*Records for this exercise*.
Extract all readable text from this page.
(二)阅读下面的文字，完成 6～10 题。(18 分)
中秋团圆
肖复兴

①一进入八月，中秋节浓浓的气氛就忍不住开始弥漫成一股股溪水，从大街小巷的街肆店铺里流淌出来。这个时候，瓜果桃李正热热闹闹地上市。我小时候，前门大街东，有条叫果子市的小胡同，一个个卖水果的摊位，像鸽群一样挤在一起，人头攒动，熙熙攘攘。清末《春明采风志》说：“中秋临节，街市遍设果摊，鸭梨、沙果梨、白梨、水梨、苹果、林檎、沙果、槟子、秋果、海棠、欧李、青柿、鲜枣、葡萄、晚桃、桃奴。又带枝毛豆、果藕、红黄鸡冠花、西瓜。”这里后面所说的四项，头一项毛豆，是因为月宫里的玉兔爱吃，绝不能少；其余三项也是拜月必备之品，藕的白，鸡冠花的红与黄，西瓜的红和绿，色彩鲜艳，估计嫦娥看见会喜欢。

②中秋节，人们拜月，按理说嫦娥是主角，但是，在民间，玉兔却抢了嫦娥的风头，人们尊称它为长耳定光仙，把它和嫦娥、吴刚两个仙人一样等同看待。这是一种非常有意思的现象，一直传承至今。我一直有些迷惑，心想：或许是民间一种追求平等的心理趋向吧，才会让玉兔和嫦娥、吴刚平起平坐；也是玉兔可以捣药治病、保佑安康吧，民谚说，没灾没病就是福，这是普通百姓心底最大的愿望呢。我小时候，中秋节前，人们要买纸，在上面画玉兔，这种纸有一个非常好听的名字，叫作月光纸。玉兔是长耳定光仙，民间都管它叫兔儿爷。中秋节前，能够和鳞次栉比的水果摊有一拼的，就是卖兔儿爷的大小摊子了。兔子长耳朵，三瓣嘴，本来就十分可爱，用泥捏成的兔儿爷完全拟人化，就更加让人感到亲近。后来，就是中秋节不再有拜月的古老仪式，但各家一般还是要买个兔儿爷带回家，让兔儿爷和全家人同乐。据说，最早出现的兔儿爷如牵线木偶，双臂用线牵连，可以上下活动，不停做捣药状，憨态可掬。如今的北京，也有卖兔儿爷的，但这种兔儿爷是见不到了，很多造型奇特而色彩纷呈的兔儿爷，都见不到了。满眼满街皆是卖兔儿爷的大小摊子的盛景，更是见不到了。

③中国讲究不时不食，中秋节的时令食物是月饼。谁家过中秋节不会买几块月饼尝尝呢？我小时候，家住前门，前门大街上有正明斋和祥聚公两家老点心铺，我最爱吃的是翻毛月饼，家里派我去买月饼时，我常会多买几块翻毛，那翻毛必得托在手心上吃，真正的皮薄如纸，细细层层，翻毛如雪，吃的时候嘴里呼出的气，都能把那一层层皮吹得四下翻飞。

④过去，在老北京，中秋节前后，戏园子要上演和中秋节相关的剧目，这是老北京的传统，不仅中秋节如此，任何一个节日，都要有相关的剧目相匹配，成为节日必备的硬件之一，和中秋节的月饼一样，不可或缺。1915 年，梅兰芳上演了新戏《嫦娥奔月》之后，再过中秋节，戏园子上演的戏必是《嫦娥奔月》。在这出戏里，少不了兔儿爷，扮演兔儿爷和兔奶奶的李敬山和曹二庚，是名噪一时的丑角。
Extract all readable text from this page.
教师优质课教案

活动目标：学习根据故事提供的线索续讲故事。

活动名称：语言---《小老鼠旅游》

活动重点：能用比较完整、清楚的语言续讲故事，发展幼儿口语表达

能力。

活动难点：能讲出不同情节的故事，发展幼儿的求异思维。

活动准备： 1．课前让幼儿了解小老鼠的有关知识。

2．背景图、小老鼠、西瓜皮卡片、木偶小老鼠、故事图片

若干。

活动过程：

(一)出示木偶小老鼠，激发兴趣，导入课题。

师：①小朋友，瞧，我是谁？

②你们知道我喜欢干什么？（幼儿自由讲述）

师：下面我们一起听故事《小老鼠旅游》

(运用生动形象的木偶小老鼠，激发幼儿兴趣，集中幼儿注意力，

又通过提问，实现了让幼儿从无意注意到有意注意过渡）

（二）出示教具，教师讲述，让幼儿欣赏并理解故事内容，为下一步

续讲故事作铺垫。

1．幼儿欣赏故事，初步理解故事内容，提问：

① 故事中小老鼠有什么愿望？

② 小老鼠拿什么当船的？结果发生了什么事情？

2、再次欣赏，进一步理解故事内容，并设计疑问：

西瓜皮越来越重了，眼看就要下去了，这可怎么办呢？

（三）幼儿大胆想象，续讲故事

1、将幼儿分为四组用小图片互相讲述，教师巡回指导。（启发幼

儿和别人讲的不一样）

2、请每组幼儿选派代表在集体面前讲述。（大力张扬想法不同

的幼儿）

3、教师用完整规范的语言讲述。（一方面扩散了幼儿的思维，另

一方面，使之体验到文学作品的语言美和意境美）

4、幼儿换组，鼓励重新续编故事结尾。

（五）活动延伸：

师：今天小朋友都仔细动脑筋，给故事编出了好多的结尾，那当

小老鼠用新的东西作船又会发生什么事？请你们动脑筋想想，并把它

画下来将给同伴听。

*Stated goal*. Restate every record exactly, leaving nothing out.

*Expected answer*.
Extract all readable text from this page.
(二)阅读下面的文字，完成 6～10 题。(18 分)
中秋团圆
肖复兴

①一进入八月，中秋节浓浓的气氛就忍不住开始弥漫成一股股溪水，从大街小巷的街肆店铺里流淌出来。这个时候，瓜果桃李正热热闹闹地上市。我小时候，前门大街东，有条叫果子市的小胡同，一个个卖水果的摊位，像鸽群一样挤在一起，人头攒动，熙熙攘攘。清末《春明采风志》说：“中秋临节，街市遍设果摊，鸭梨、沙果梨、白梨、水梨、苹果、林檎、沙果、槟子、秋果、海棠、欧李、青柿、鲜枣、葡萄、晚桃、桃奴。又带枝毛豆、果藕、红黄鸡冠花、西瓜。”这里后面所说的四项，头一项毛豆，是因为月宫里的玉兔爱吃，绝不能少；其余三项也是拜月必备之品，藕的白，鸡冠花的红与黄，西瓜的红和绿，色彩鲜艳，估计嫦娥看见会喜欢。

②中秋节，人们拜月，按理说嫦娥是主角，但是，在民间，玉兔却抢了嫦娥的风头，人们尊称它为长耳定光仙，把它和嫦娥、吴刚两个仙人一样等同看待。这是一种非常有意思的现象，一直传承至今。我一直有些迷惑，心想：或许是民间一种追求平等的心理趋向吧，才会让玉兔和嫦娥、吴刚平起平坐；也是玉兔可以捣药治病、保佑安康吧，民谚说，没灾没病就是福，这是普通百姓心底最大的愿望呢。我小时候，中秋节前，人们要买纸，在上面画玉兔，这种纸有一个非常好听的名字，叫作月光纸。玉兔是长耳定光仙，民间都管它叫兔儿爷。中秋节前，能够和鳞次栉比的水果摊有一拼的，就是卖兔儿爷的大小摊子了。兔子长耳朵，三瓣嘴，本来就十分可爱，用泥捏成的兔儿爷完全拟人化，就更加让人感到亲近。后来，就是中秋节不再有拜月的古老仪式，但各家一般还是要买个兔儿爷带回家，让兔儿爷和全家人同乐。据说，最早出现的兔儿爷如牵线木偶，双臂用线牵连，可以上下活动，不停做捣药状，憨态可掬。如今的北京，也有卖兔儿爷的，但这种兔儿爷是见不到了，很多造型奇特而色彩纷呈的兔儿爷，都见不到了。满眼满街皆是卖兔儿爷的大小摊子的盛景，更是见不到了。

③中国讲究不时不食，中秋节的时令食物是月饼。谁家过中秋节不会买几块月饼尝尝呢？我小时候，家住前门，前门大街上有正明斋和祥聚公两家老点心铺，我最爱吃的是翻毛月饼，家里派我去买月饼时，我常会多买几块翻毛，那翻毛必得托在手心上吃，真正的皮薄如纸，细细层层，翻毛如雪，吃的时候嘴里呼出的气，都能把那一层层皮吹得四下翻飞。

④过去，在老北京，中秋节前后，戏园子要上演和中秋节相关的剧目，这是老北京的传统，不仅中秋节如此，任何一个节日，都要有相关的剧目相匹配，成为节日必备的硬件之一，和中秋节的月饼一样，不可或缺。1915 年，梅兰芳上演了新戏《嫦娥奔月》之后，再过中秋节，戏园子上演的戏必是《嫦娥奔月》。在这出戏里，少不了兔儿爷，扮演兔儿爷和兔奶奶的李敬山和曹二庚，是名噪一时的丑角。
Extract all readable text from this page.
教师优质课教案

活动目标：学习根据故事提供的线索续讲故事。

活动名称：语言---《小老鼠旅游》

活动重点：能用比较完整、清楚的语言续讲故事，发展幼儿口语表达

能力。

活动难点：能讲出不同情节的故事，发展幼儿的求异思维。

活动准备： 1．课前让幼儿了解小老鼠的有关知识。

2．背景图、小老鼠、西瓜皮卡片、木偶小老鼠、故事图片

若干。

活动过程：

(一)出示木偶小老鼠，激发兴趣，导入课题。

师：①小朋友，瞧，我是谁？

②你们知道我喜欢干什么？（幼儿自由讲述）

师：下面我们一起听故事《小老鼠旅游》

(运用生动形象的木偶小老鼠，激发幼儿兴趣，集中幼儿注意力，

又通过提问，实现了让幼儿从无意注意到有意注意过渡）

（二）出示教具，教师讲述，让幼儿欣赏并理解故事内容，为下一步

续讲故事作铺垫。

1．幼儿欣赏故事，初步理解故事内容，提问：

① 故事中小老鼠有什么愿望？

② 小老鼠拿什么当船的？结果发生了什么事情？

2、再次欣赏，进一步理解故事内容，并设计疑问：

西瓜皮越来越重了，眼看就要下去了，这可怎么办呢？

（三）幼儿大胆想象，续讲故事

1、将幼儿分为四组用小图片互相讲述，教师巡回指导。（启发幼

儿和别人讲的不一样）

2、请每组幼儿选派代表在集体面前讲述。（大力张扬想法不同

的幼儿）

3、教师用完整规范的语言讲述。（一方面扩散了幼儿的思维，另

一方面，使之体验到文学作品的语言美和意境美）

4、幼儿换组，鼓励重新续编故事结尾。

（五）活动延伸：

师：今天小朋友都仔细动脑筋，给故事编出了好多的结尾，那当

小老鼠用新的东西作船又会发生什么事？请你们动脑筋想想，并把它

画下来将给同伴听。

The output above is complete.